# EXCERPT TO READ start

Post by avtur » Wed Jul 21, 2021 21:57

Peter350 wrote:
Wed Jul 21, 2021 19:23
Conekicker wrote:
Wed Jul 21, 2021 19:10
Peter350 wrote:
Wed Jul 21, 2021 16:33
Good point actually. I suppose the differentiation makes most sense for emergency vehicles since they can jump red lights while on call, but to do the same at a level crossing or lifting bridge would be impossible or extremely dangerous due to the road being blocked.

Even so, I suppose you could design a traffic light with four phases, the additional one being another red above the existing one which only flashes in scenarios where it would be dangerous for emergency vehicles to pass. Like this:

[O] Red
[O] Red
[O] Amber
[O] Green

Double red: All vehicles must stop - no exceptions (wig-wag locations only)
Single red: Stop (except in exceptional circumstances)
What happens when one of the red aspects inevitably fails, you've lost your double red.

# EXCERPT TO READ end
# ENTRIES start

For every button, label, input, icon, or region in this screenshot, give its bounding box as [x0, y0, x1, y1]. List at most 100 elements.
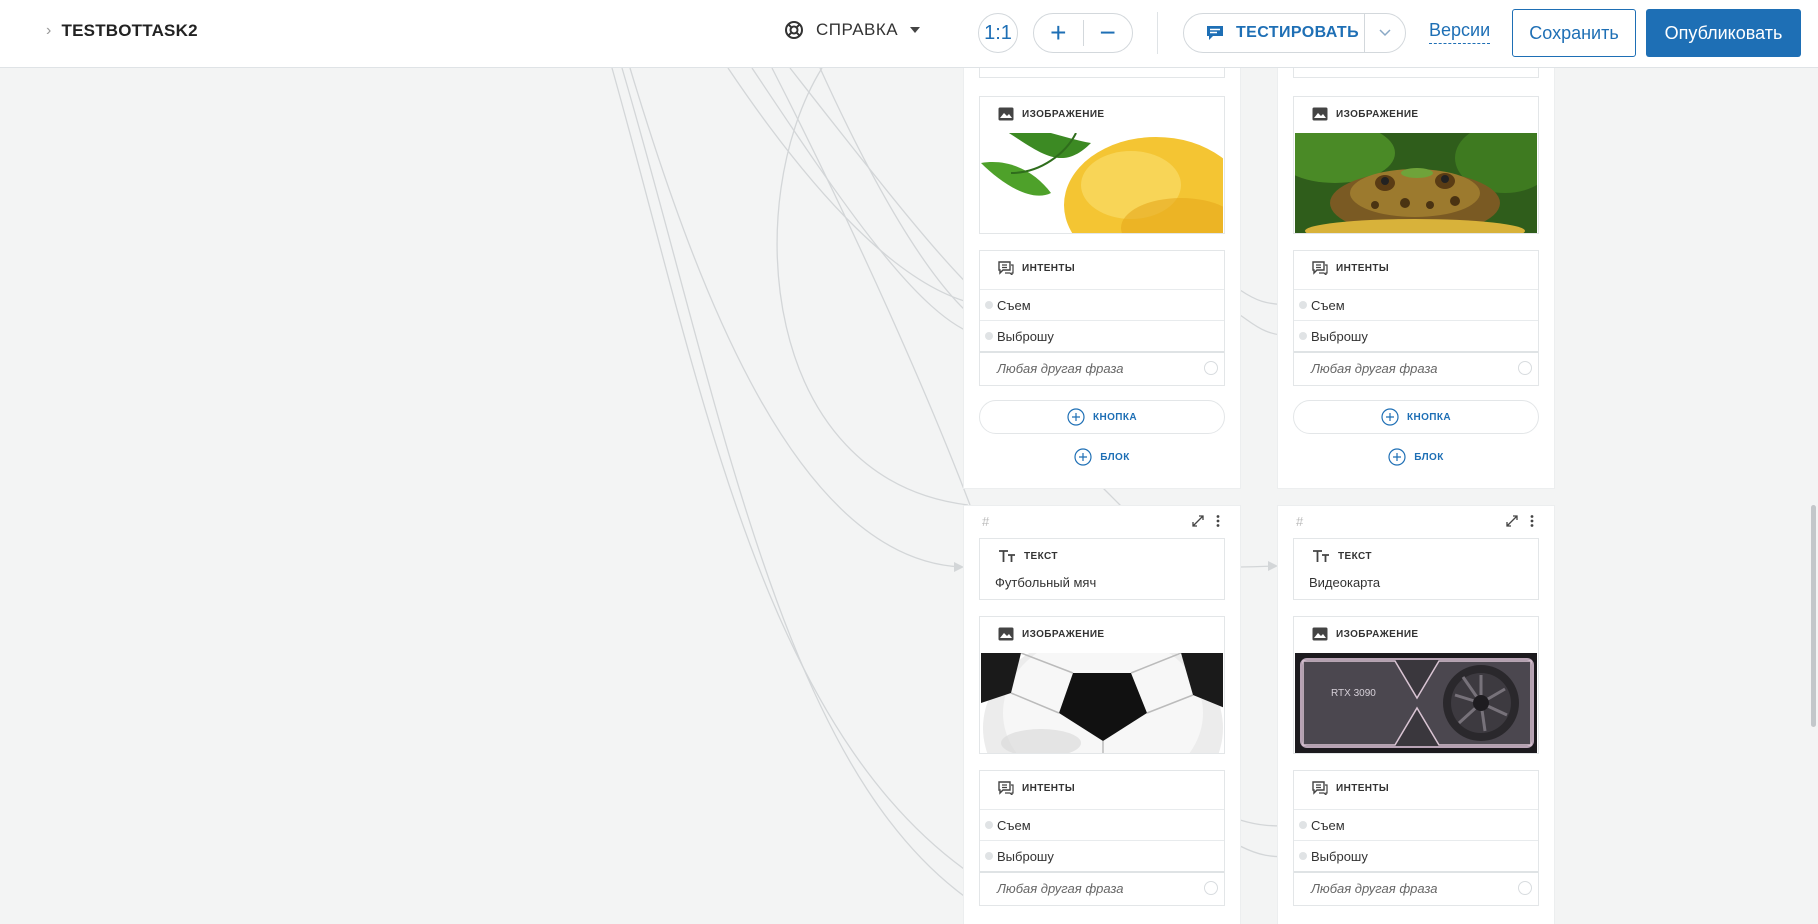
test-button-group: ТЕСТИРОВАТЬ: [1183, 13, 1406, 53]
connector-dot[interactable]: [1299, 852, 1307, 860]
flow-block-graphics-card[interactable]: # ТЕКСТ Видеокарта ИЗОБРАЖЕНИЕ RTX 3090 …: [1278, 506, 1554, 924]
intents-card-header: ИНТЕНТЫ: [1294, 771, 1538, 805]
soccer-ball-image: [981, 653, 1223, 753]
more-vertical-icon[interactable]: [1530, 515, 1534, 527]
add-button-button[interactable]: КНОПКА: [979, 400, 1225, 434]
save-button[interactable]: Сохранить: [1512, 9, 1636, 57]
text-format-icon: [1313, 550, 1329, 562]
intent-row[interactable]: Выброшу: [980, 320, 1224, 351]
image-icon: [1312, 627, 1328, 641]
other-phrase-row[interactable]: Любая другая фраза: [1294, 351, 1538, 383]
other-phrase-row[interactable]: Любая другая фраза: [980, 871, 1224, 903]
connector-dot[interactable]: [985, 852, 993, 860]
intent-row[interactable]: Выброшу: [980, 840, 1224, 871]
flow-block-lemon[interactable]: ИЗОБРАЖЕНИЕ ИНТЕНТЫ Съем Выброшу Любая д…: [964, 66, 1240, 488]
intent-row[interactable]: Выброшу: [1294, 320, 1538, 351]
image-card-header: ИЗОБРАЖЕНИЕ: [1294, 617, 1538, 651]
scrollbar-thumb[interactable]: [1811, 505, 1816, 727]
text-card-header: ТЕКСТ: [980, 539, 1224, 573]
intent-row[interactable]: Выброшу: [1294, 840, 1538, 871]
connector-dot[interactable]: [985, 301, 993, 309]
intents-card[interactable]: ИНТЕНТЫ Съем Выброшу Любая другая фраза: [979, 770, 1225, 906]
flow-block-frog[interactable]: ИЗОБРАЖЕНИЕ ИНТЕНТЫ Съем Выброшу Любая д…: [1278, 66, 1554, 488]
intent-row[interactable]: Съем: [1294, 809, 1538, 840]
versions-link[interactable]: Версии: [1429, 20, 1491, 44]
text-content[interactable]: Видеокарта: [1294, 575, 1538, 590]
intents-card[interactable]: ИНТЕНТЫ Съем Выброшу Любая другая фраза: [1293, 250, 1539, 386]
intents-card[interactable]: ИНТЕНТЫ Съем Выброшу Любая другая фраза: [979, 250, 1225, 386]
frog-image: [1295, 133, 1537, 233]
other-phrase-row[interactable]: Любая другая фраза: [980, 351, 1224, 383]
text-card[interactable]: ТЕКСТ Видеокарта: [1293, 538, 1539, 600]
intent-row[interactable]: Съем: [1294, 289, 1538, 320]
block-hash: #: [982, 514, 990, 529]
chat-bubbles-icon: [1312, 261, 1328, 275]
chat-bubbles-icon: [1312, 781, 1328, 795]
image-card-header: ИЗОБРАЖЕНИЕ: [980, 617, 1224, 651]
test-button[interactable]: ТЕСТИРОВАТЬ: [1184, 14, 1364, 52]
intent-row[interactable]: Съем: [980, 809, 1224, 840]
expand-icon[interactable]: [1506, 515, 1518, 527]
connector-dot[interactable]: [985, 821, 993, 829]
graphics-card-image: RTX 3090: [1295, 653, 1537, 753]
image-card[interactable]: ИЗОБРАЖЕНИЕ: [979, 96, 1225, 234]
chevron-right-icon: ›: [46, 22, 52, 39]
chevron-down-icon: [1379, 29, 1391, 37]
connector-ring[interactable]: [1204, 361, 1218, 375]
lifebuoy-icon: [785, 21, 803, 39]
block-hash: #: [1296, 514, 1304, 529]
text-content[interactable]: Футбольный мяч: [980, 575, 1224, 590]
connector-ring[interactable]: [1204, 881, 1218, 895]
add-button-button[interactable]: КНОПКА: [1293, 400, 1539, 434]
text-format-icon: [999, 550, 1015, 562]
zoom-reset-button[interactable]: 1:1: [978, 13, 1018, 53]
chat-bubbles-icon: [998, 781, 1014, 795]
block-actions: [1192, 515, 1220, 527]
expand-icon[interactable]: [1192, 515, 1204, 527]
image-icon: [1312, 107, 1328, 121]
gpu-model-text: RTX 3090: [1331, 688, 1376, 699]
plus-circle-icon: [1388, 448, 1406, 466]
image-card[interactable]: ИЗОБРАЖЕНИЕ: [1293, 96, 1539, 234]
image-card-header: ИЗОБРАЖЕНИЕ: [980, 97, 1224, 131]
flow-block-soccer-ball[interactable]: # ТЕКСТ Футбольный мяч ИЗОБРАЖЕНИЕ ИНТЕН…: [964, 506, 1240, 924]
add-block-button[interactable]: БЛОК: [964, 447, 1240, 467]
image-icon: [998, 107, 1014, 121]
block-actions: [1506, 515, 1534, 527]
caret-down-icon: [910, 27, 921, 33]
zoom-controls: + −: [1033, 13, 1133, 53]
help-menu[interactable]: СПРАВКА: [784, 20, 921, 40]
plus-circle-icon: [1381, 408, 1399, 426]
intents-card-header: ИНТЕНТЫ: [1294, 251, 1538, 285]
plus-circle-icon: [1067, 408, 1085, 426]
add-block-button[interactable]: БЛОК: [1278, 447, 1554, 467]
zoom-out-button[interactable]: −: [1083, 14, 1132, 52]
top-bar: › TESTBOTTASK2 СПРАВКА 1:1 + − ТЕСТИРОВА…: [0, 0, 1818, 68]
image-card-header: ИЗОБРАЖЕНИЕ: [1294, 97, 1538, 131]
vertical-scrollbar[interactable]: [1808, 68, 1818, 924]
connector-dot[interactable]: [985, 332, 993, 340]
intent-row[interactable]: Съем: [980, 289, 1224, 320]
more-vertical-icon[interactable]: [1216, 515, 1220, 527]
lemon-image: [981, 133, 1223, 233]
text-card[interactable]: ТЕКСТ Футбольный мяч: [979, 538, 1225, 600]
intents-card[interactable]: ИНТЕНТЫ Съем Выброшу Любая другая фраза: [1293, 770, 1539, 906]
connector-dot[interactable]: [1299, 821, 1307, 829]
intents-card-header: ИНТЕНТЫ: [980, 771, 1224, 805]
zoom-in-button[interactable]: +: [1034, 14, 1083, 52]
connector-dot[interactable]: [1299, 301, 1307, 309]
chat-icon: [1207, 26, 1223, 40]
image-card[interactable]: ИЗОБРАЖЕНИЕ: [979, 616, 1225, 754]
connector-ring[interactable]: [1518, 881, 1532, 895]
other-phrase-row[interactable]: Любая другая фраза: [1294, 871, 1538, 903]
publish-button[interactable]: Опубликовать: [1646, 9, 1801, 57]
image-icon: [998, 627, 1014, 641]
chat-bubbles-icon: [998, 261, 1014, 275]
bot-name[interactable]: › TESTBOTTASK2: [46, 21, 198, 41]
intents-card-header: ИНТЕНТЫ: [980, 251, 1224, 285]
connector-dot[interactable]: [1299, 332, 1307, 340]
test-dropdown-button[interactable]: [1365, 29, 1405, 37]
connector-ring[interactable]: [1518, 361, 1532, 375]
text-card-header: ТЕКСТ: [1294, 539, 1538, 573]
image-card[interactable]: ИЗОБРАЖЕНИЕ RTX 3090: [1293, 616, 1539, 754]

# ENTRIES end

WRITTEN INSTRUCTION: Decide whether each statement agrees with the forum excerpt on traffic lights, answering yes or no and quoting the deciding words: (a) The proposed design places an additional red light above the existing one. (b) In the proposal, a single red means all vehicles must stop with no exceptions. (c) One reply points out that the double red would be lost if a red aspect failed. The records come from a different source than the text.

EXPECTED ANSWER:
(a) Yes: "another red above the existing one"
(b) No: "Single red: Stop (except in exceptional circumstances)"
(c) Yes: "What happens when one of the red aspects inevitably fails, you've lost your double red."